### Goal of the exercise
Copy each line that contains the word "icon".

-- START --

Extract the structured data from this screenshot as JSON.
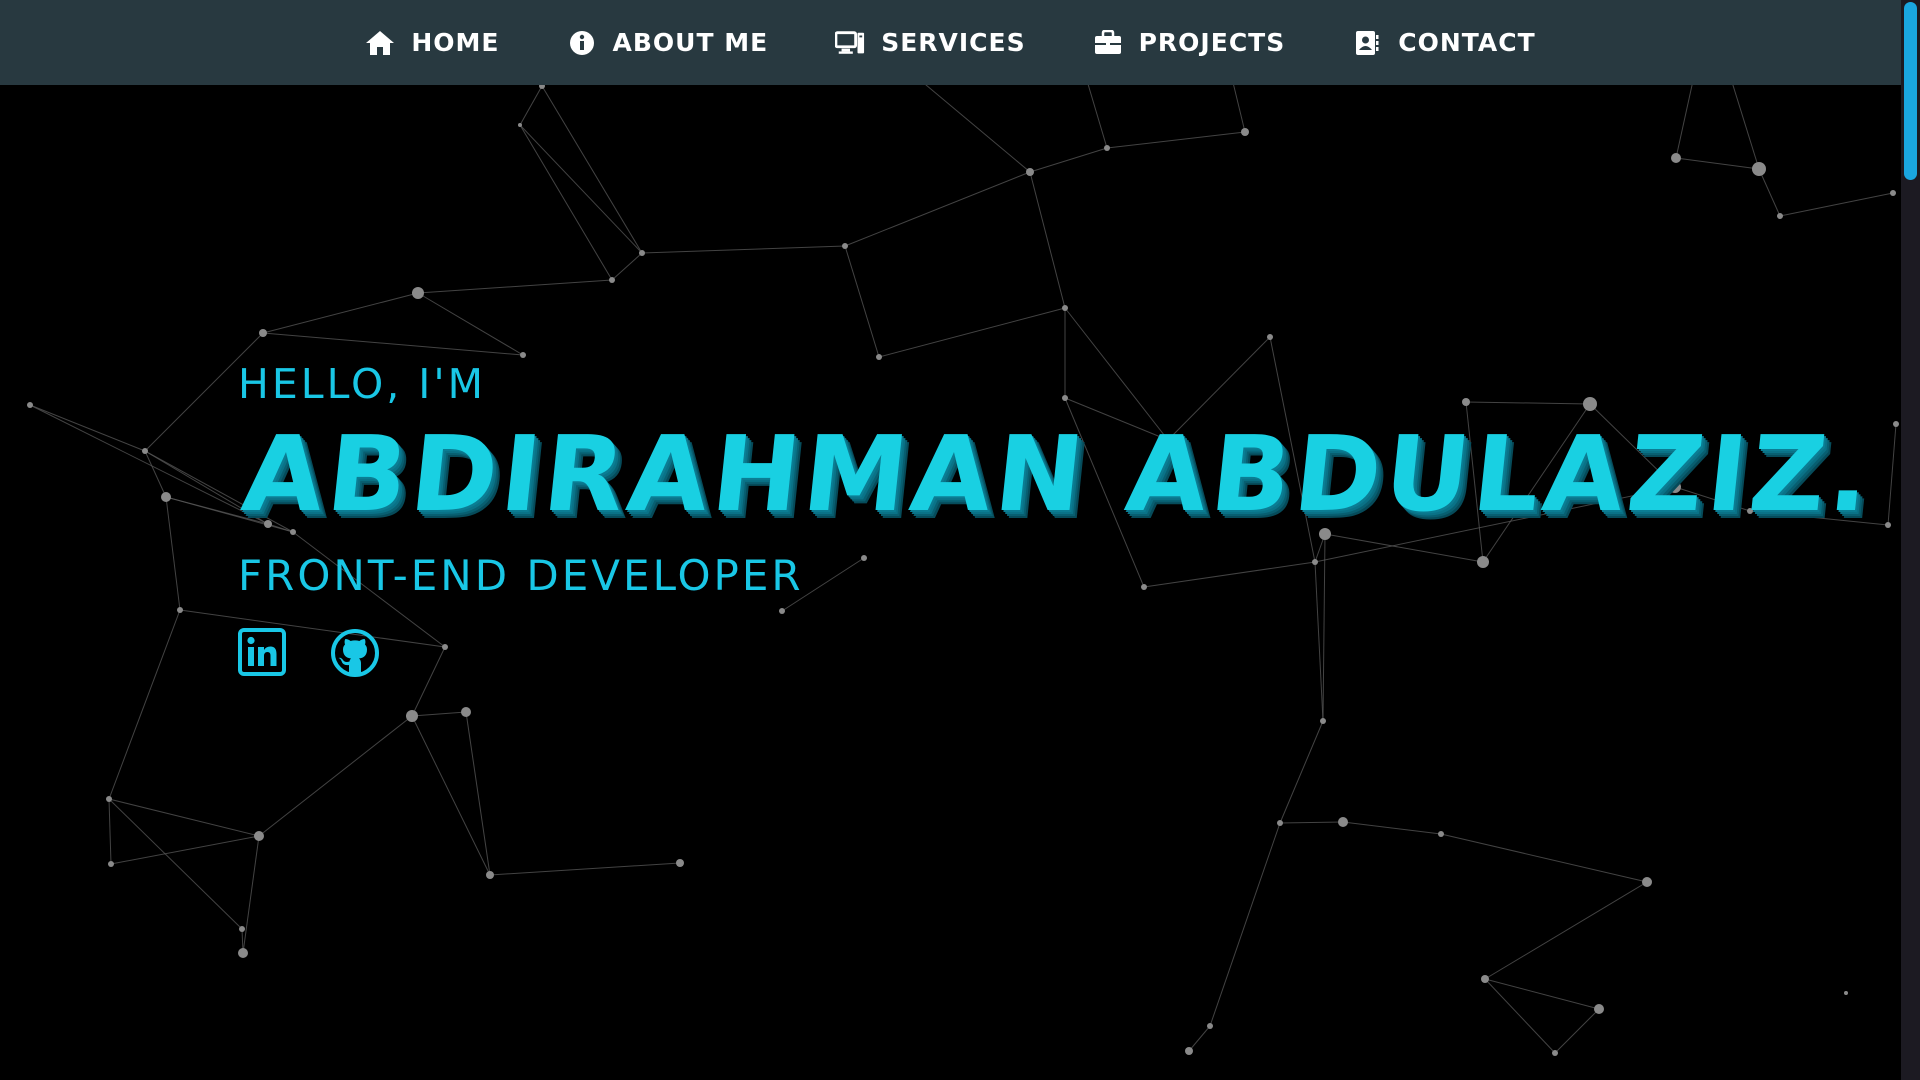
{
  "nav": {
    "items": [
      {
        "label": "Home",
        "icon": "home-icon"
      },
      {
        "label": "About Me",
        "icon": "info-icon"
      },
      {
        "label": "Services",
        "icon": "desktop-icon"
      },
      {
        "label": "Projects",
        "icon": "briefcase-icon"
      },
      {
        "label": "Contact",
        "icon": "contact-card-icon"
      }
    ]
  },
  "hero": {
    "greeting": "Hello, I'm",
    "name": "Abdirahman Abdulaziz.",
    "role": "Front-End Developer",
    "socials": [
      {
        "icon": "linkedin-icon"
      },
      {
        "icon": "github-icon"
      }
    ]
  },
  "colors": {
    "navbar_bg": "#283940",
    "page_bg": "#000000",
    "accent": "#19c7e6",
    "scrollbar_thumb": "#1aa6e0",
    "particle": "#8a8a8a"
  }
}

-- END --

### Answer
        "icon": "home-icon"
        "icon": "info-icon"
        "icon": "desktop-icon"
        "icon": "briefcase-icon"
        "icon": "contact-card-icon"
        "icon": "linkedin-icon"
        "icon": "github-icon"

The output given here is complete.